- [What needs to be done]:
Repeat the material verbatim and drop the pictures.

Stored data

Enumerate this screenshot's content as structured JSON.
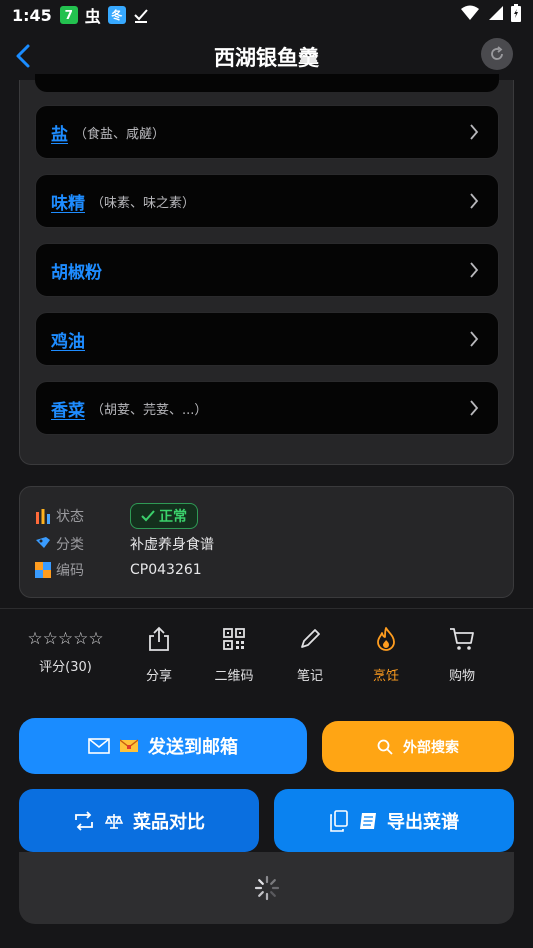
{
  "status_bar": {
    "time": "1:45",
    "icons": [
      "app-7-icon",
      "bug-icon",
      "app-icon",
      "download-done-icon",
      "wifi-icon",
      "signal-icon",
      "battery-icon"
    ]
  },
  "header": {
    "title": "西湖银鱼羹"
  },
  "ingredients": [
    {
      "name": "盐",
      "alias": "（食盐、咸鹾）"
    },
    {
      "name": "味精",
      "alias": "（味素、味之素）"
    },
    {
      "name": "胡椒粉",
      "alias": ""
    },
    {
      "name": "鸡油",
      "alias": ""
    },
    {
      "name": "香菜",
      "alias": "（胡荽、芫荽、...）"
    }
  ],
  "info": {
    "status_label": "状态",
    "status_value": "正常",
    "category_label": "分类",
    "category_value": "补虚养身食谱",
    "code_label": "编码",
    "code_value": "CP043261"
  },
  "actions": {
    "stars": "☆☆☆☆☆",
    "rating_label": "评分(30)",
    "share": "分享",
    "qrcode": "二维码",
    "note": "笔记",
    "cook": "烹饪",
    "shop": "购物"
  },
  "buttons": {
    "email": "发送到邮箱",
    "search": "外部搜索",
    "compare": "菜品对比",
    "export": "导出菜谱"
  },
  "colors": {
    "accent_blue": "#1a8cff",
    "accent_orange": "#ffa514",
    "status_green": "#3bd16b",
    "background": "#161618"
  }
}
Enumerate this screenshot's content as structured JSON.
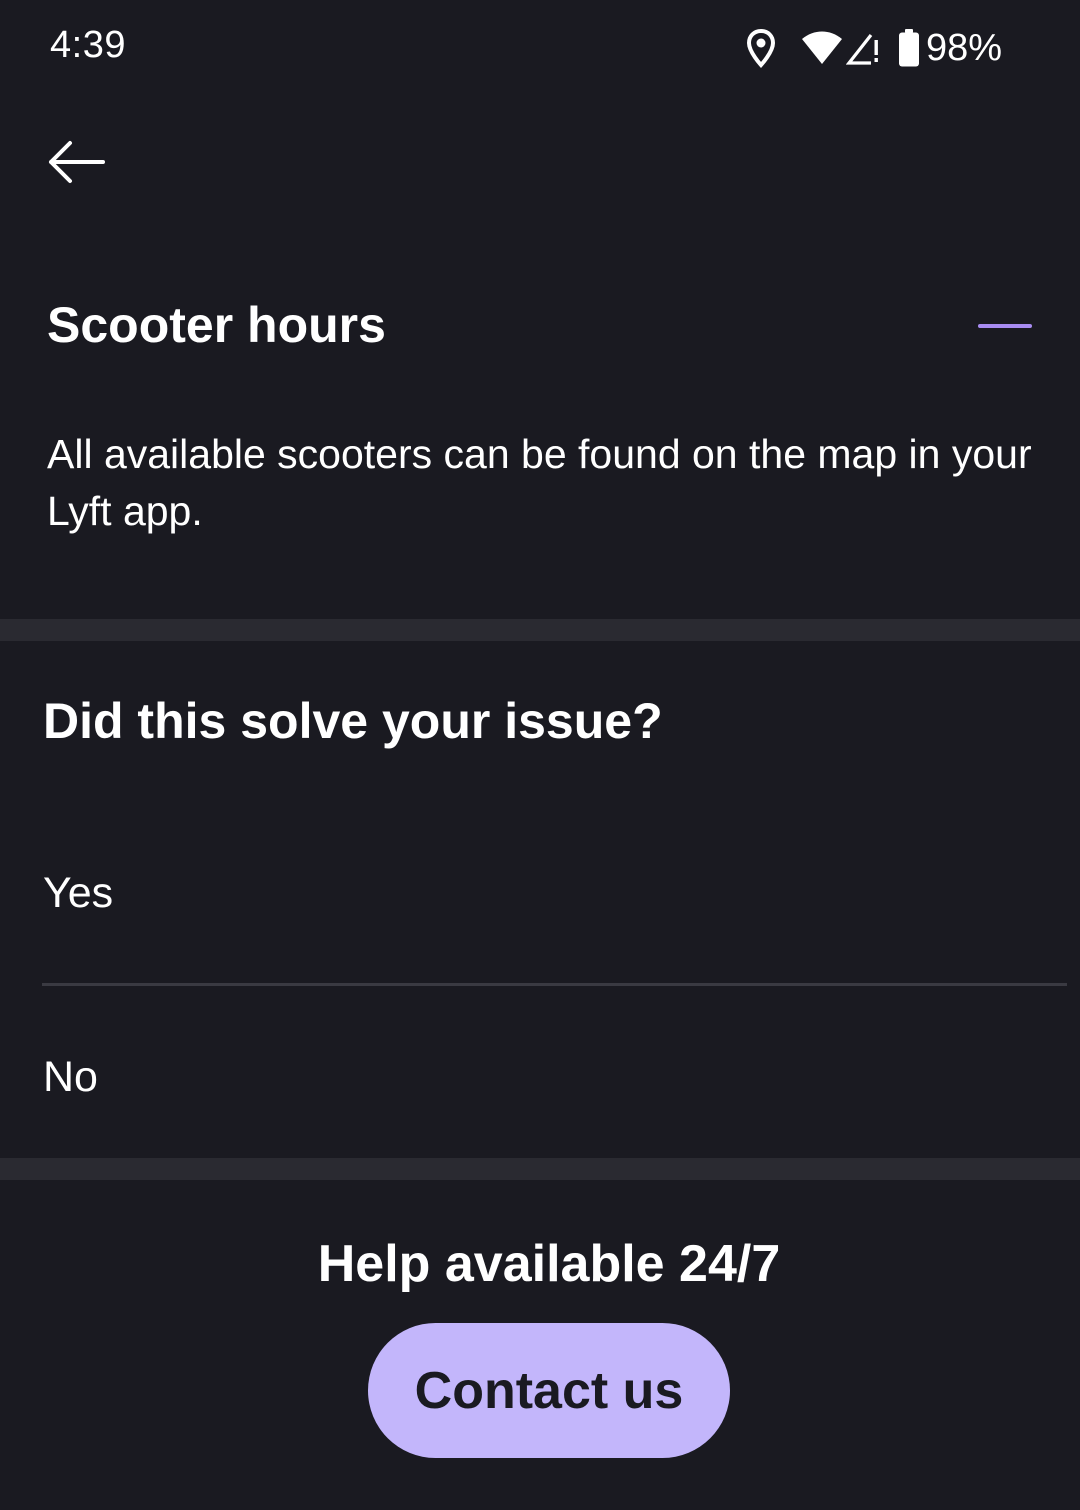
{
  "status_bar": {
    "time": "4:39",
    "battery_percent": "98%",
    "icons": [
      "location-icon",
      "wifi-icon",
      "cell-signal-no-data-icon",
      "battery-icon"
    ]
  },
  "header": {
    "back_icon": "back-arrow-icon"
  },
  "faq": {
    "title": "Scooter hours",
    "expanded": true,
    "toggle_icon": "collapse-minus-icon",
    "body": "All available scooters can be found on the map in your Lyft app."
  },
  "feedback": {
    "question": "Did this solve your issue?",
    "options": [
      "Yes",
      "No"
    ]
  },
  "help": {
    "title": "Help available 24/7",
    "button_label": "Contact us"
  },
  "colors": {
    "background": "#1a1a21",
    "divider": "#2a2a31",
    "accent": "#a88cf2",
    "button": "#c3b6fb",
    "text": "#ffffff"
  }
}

- [Written reply]:
Enumerate this screenshot's content as structured JSON.
{
  "status_bar": {
    "time": "1:45",
    "icons": [
      "app-7-icon",
      "bug-icon",
      "app-icon",
      "download-done-icon",
      "wifi-icon",
      "signal-icon",
      "battery-icon"
    ]
  },
  "header": {
    "title": "西湖银鱼羹"
  },
  "ingredients": [
    {
      "name": "盐",
      "alias": "（食盐、咸鹾）"
    },
    {
      "name": "味精",
      "alias": "（味素、味之素）"
    },
    {
      "name": "胡椒粉",
      "alias": ""
    },
    {
      "name": "鸡油",
      "alias": ""
    },
    {
      "name": "香菜",
      "alias": "（胡荽、芫荽、...）"
    }
  ],
  "info": {
    "status_label": "状态",
    "status_value": "正常",
    "category_label": "分类",
    "category_value": "补虚养身食谱",
    "code_label": "编码",
    "code_value": "CP043261"
  },
  "actions": {
    "stars": "☆☆☆☆☆",
    "rating_label": "评分(30)",
    "share": "分享",
    "qrcode": "二维码",
    "note": "笔记",
    "cook": "烹饪",
    "shop": "购物"
  },
  "buttons": {
    "email": "发送到邮箱",
    "search": "外部搜索",
    "compare": "菜品对比",
    "export": "导出菜谱"
  },
  "colors": {
    "accent_blue": "#1a8cff",
    "accent_orange": "#ffa514",
    "status_green": "#3bd16b",
    "background": "#161618"
  }
}
Enumerate this screenshot's content as structured JSON.
{
  "status_bar": {
    "time": "4:39",
    "battery_percent": "98%",
    "icons": [
      "location-icon",
      "wifi-icon",
      "cell-signal-no-data-icon",
      "battery-icon"
    ]
  },
  "header": {
    "back_icon": "back-arrow-icon"
  },
  "faq": {
    "title": "Scooter hours",
    "expanded": true,
    "toggle_icon": "collapse-minus-icon",
    "body": "All available scooters can be found on the map in your Lyft app."
  },
  "feedback": {
    "question": "Did this solve your issue?",
    "options": [
      "Yes",
      "No"
    ]
  },
  "help": {
    "title": "Help available 24/7",
    "button_label": "Contact us"
  },
  "colors": {
    "background": "#1a1a21",
    "divider": "#2a2a31",
    "accent": "#a88cf2",
    "button": "#c3b6fb",
    "text": "#ffffff"
  }
}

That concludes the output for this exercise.